TASK SET:
A. Based on the street harassment essay, say whether each statement is true: (i) the narrator was 19 and a college sophomore at the time; (ii) the narrator walked right beside the friend during the outing; (iii) the outing took place on a Saturday night. Answer each with yes or no and quote the words from the essay that settle it.
B. Revise the passage of the street harassment essay from "I remember exactly" up to and including "of this happening.", putting "junior" wherever "sophomore" appears.
C. The street harassment essay says the author talked with people who differed in several ways during the workshops. List every one of those ways.

QUOTED TEXT:
November 18, 2013
This originally appeared on CharlieGlickman.com. Republished here with permission.
I remember exactly when I first understood what rape culture meant.
I was 19 and a sophomore in college. I was talking with a woman I knew about gender and sexual politics, and I just wasn’t getting it. She was describing what it was like for her to move through the world as a woman, to be constantly under sexual surveillance, to always be worried about whether some guy would harass or attack her, to never know if she could walk down the street without getting cat called. This was pretty foreign to me, because I’d never seen any of this happening.
Partly, that was because I’d never really fit in with most other boys and I didn’t understand how the performance of masculinity encourages boys and men to compete with each other to demonstrate their manhood. I simply didn’t play those games. But more than that, it was because men don’t do the same things when they see a woman with a man. I had no idea that women’s experiences walking down the street were so different when I wasn’t there.
So my friend gave me a challenge that changed my life. She offered to walk down the street on a weekend night and allow me to walk behind her so I could see what happened. I took her up on it and the next Friday night, out we went. She was dressed in pretty standard “going out” clothes and we headed out to the strip of stores, bars, and restaurants that most college campuses seem to have within walking distance. I stayed about 20 feet behind her—close enough to observe without seeming like we were together. And I was shocked at what I saw.
Individual guys whispered or made comments about her as she passed them. They’d ask her where she was going or simply turn and stare at her ass. Groups of guys were worse, though. I could see them checking her out and talking to each other about her body and appearance. A few times, one guy in a group would say something and the rest of them would laugh while staring at her. And twice, one guy said something, followed by another guy escalating either the volume or the message, with another dude chiming in. I could see them all competing with each other to be the most macho, not caring that their games were at the cost of my friend’s feelings of safety.
It was an eye-opening experience for me. It was the first glimpse I got at the crap that women have to put up with, simply for moving through the world. I started paying attention to it more and thought about how I would feel if I couldn’t go anywhere in public without having to think about getting harassed, how I would feel if I couldn’t feel safe walking down the street. If a picture is worth a thousand words, getting to see this for myself was worth so much more.
Over time, I came to see that I needed to do more about this than simply not participate in it myself. In my workshops on sexuality, masculinity, and gender, I’ve had the opportunity to talk with people of all ages, genders, sexual orientations, and backgrounds about these topics. And one pattern that consistently shows up is that there are a lot of cisgender men who act like this without realizing the impact it has. Many of them are so surrounded by the Act Like a Man Box that they see it as totally normal. Some of them would like to break out of it, but they don’t know how and don’t have the support to do it. And a lot of them are scared to change because other people will attack and shame them back into the box. It’s not just men who reinforce this prison.

Visual layout annotation data:
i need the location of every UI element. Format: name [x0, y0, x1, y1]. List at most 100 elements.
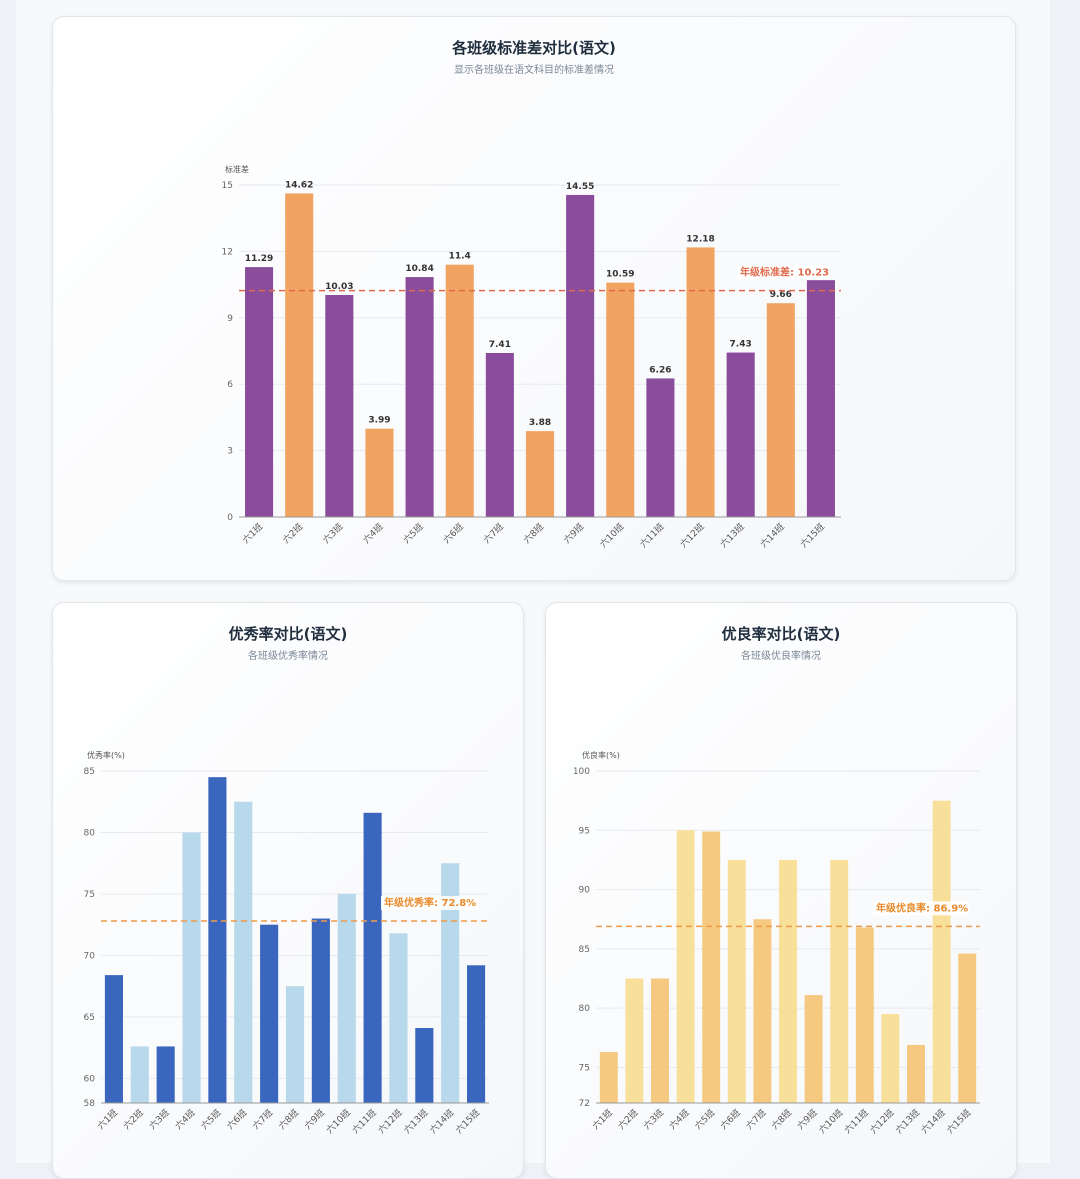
good-x-tick-label: 六6班	[718, 1107, 743, 1132]
exc-bar	[363, 812, 382, 1103]
exc-x-tick-label: 六9班	[302, 1107, 327, 1132]
exc-x-tick-label: 六11班	[349, 1107, 378, 1136]
std-bar	[566, 194, 595, 517]
good-y-tick-label: 90	[579, 886, 591, 896]
exc-x-tick-label: 六15班	[453, 1107, 482, 1136]
exc-x-tick-label: 六7班	[250, 1107, 275, 1132]
exc-x-tick-label: 六4班	[172, 1107, 197, 1132]
good-x-tick-label: 六2班	[615, 1107, 640, 1132]
exc-bar	[467, 965, 486, 1103]
exc-bar	[234, 801, 253, 1103]
std-x-tick-label: 六5班	[400, 521, 425, 546]
std-data-label: 6.26	[649, 365, 671, 375]
exc-x-tick-label: 六6班	[224, 1107, 249, 1132]
std-data-label: 11.4	[449, 252, 471, 262]
good-bar	[599, 1052, 618, 1103]
exc-y-tick-label: 85	[84, 767, 95, 777]
std-y-tick-label: 6	[227, 380, 233, 390]
exc-bar	[415, 1027, 434, 1103]
std-x-tick-label: 六15班	[798, 521, 827, 550]
good-x-tick-label: 六9班	[794, 1107, 819, 1132]
exc-x-tick-label: 六8班	[276, 1107, 301, 1132]
exc-y-tick-label: 65	[84, 1013, 95, 1023]
std-data-label: 3.88	[529, 418, 551, 428]
std-y-tick-label: 3	[227, 447, 233, 457]
std-bar	[726, 352, 755, 517]
exc-y-tick-label: 60	[84, 1074, 96, 1084]
good-x-tick-label: 六14班	[918, 1107, 947, 1136]
std-dev-chart-subtitle: 显示各班级在语文科目的标准差情况	[454, 65, 614, 76]
std-data-label: 12.18	[686, 234, 714, 244]
exc-bar	[182, 832, 201, 1103]
good-bar	[625, 978, 644, 1103]
std-bar	[405, 277, 434, 517]
std-data-label: 10.84	[405, 264, 433, 274]
good-y-tick-label: 95	[579, 826, 590, 836]
good-y-tick-label: 75	[579, 1063, 590, 1073]
exc-bar	[104, 975, 123, 1103]
std-data-label: 11.29	[245, 254, 273, 264]
std-x-tick-label: 六2班	[280, 521, 305, 546]
std-bar	[285, 193, 314, 518]
good-x-tick-label: 六5班	[692, 1107, 717, 1132]
good-x-tick-label: 六15班	[944, 1107, 973, 1136]
std-x-tick-label: 六3班	[320, 521, 345, 546]
good-y-tick-label: 100	[573, 767, 590, 777]
std-dev-chart-title: 各班级标准差对比(语文)	[452, 39, 616, 57]
std-bar	[646, 378, 675, 517]
std-bar	[325, 295, 354, 517]
exc-average-label: 年级优秀率: 72.8%	[384, 896, 476, 909]
good-rate-chart-title: 优良率对比(语文)	[721, 625, 841, 643]
good-x-tick-label: 六12班	[867, 1107, 896, 1136]
exc-bar	[156, 1046, 175, 1103]
std-x-tick-label: 六8班	[521, 521, 546, 546]
good-x-tick-label: 六4班	[666, 1107, 691, 1132]
std-bar	[245, 267, 274, 517]
exc-bar	[311, 918, 330, 1103]
std-y-axis-title: 标准差	[225, 164, 249, 174]
good-x-tick-label: 六8班	[769, 1107, 794, 1132]
std-y-tick-label: 0	[227, 513, 233, 523]
good-x-tick-label: 六1班	[590, 1107, 615, 1132]
exc-bar	[285, 986, 305, 1103]
std-x-tick-label: 六14班	[758, 521, 787, 550]
exc-x-tick-label: 六1班	[95, 1107, 120, 1132]
excellent-rate-bar-chart: 优秀率(%) 58 60 65 70 75 80 85 六1班 六2班 六3班 六4班 六5班 六6班 六7…	[84, 750, 489, 1136]
exc-x-tick-label: 六2班	[121, 1107, 146, 1132]
exc-bar	[389, 933, 408, 1103]
good-bar	[651, 978, 669, 1103]
std-data-label: 3.99	[368, 416, 390, 426]
good-average-label: 年级优良率: 86.9%	[876, 901, 968, 914]
exc-y-tick-label: 70	[84, 951, 96, 961]
std-bar	[806, 280, 835, 517]
good-y-axis-title: 优良率(%)	[582, 750, 620, 760]
std-data-label: 9.66	[770, 290, 792, 300]
exc-x-tick-label: 六5班	[198, 1107, 223, 1132]
good-bar	[804, 995, 823, 1103]
std-dev-bar-chart: 标准差 0 3 6 9 12 15 11.29 六1班 14.62 六2班 10.03 六3班 3.99 六…	[222, 164, 841, 550]
std-x-tick-label: 六11班	[637, 521, 666, 550]
good-bar	[702, 831, 721, 1103]
std-y-tick-label: 12	[222, 247, 233, 257]
good-bar	[676, 830, 695, 1103]
exc-x-tick-label: 六14班	[427, 1107, 456, 1136]
good-bar	[855, 927, 874, 1103]
good-x-tick-label: 六7班	[743, 1107, 768, 1132]
std-y-tick-label: 9	[227, 314, 233, 324]
std-bar	[485, 352, 514, 517]
good-average-label-bg	[873, 901, 969, 916]
std-data-label: 10.03	[325, 282, 353, 292]
std-x-tick-label: 六1班	[240, 521, 265, 546]
std-average-label: 年级标准差: 10.23	[740, 266, 829, 279]
exc-x-tick-label: 六12班	[375, 1107, 404, 1136]
std-data-label: 7.41	[489, 340, 511, 350]
good-x-tick-label: 六13班	[893, 1107, 922, 1136]
excellent-rate-chart-card: 优秀率对比(语文) 各班级优秀率情况 优秀率(%) 58 60 65 70 75 80 85 六…	[52, 602, 524, 1179]
good-bar	[907, 1044, 925, 1103]
good-rate-bar-chart: 优良率(%)727580859095100六1班 六2班 六3班 六4班 六5班 六6班六…	[573, 750, 980, 1136]
std-data-label: 14.62	[285, 180, 313, 190]
std-x-tick-label: 六7班	[481, 521, 506, 546]
good-x-tick-label: 六3班	[641, 1107, 666, 1132]
std-bar	[445, 264, 474, 517]
good-y-tick-label: 80	[579, 1004, 591, 1014]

SOLUTIONS PER TASK:
A.
(i) Yes: "I was 19 and a sophomore in college."
(ii) No: "I stayed about 20 feet behind her"
(iii) No: "the next Friday night, out we went."

B.
I remember exactly when I first understood what rape culture meant.
I was 19 and a junior in college. I was talking with a woman I knew about gender and sexual politics, and I just wasn’t getting it. She was describing what it was like for her to move through the world as a woman, to be constantly under sexual surveillance, to always be worried about whether some guy would harass or attack her, to never know if she could walk down the street without getting cat called. This was pretty foreign to me, because I’d never seen any of this happening.

C. ages, genders, sexual orientations, backgrounds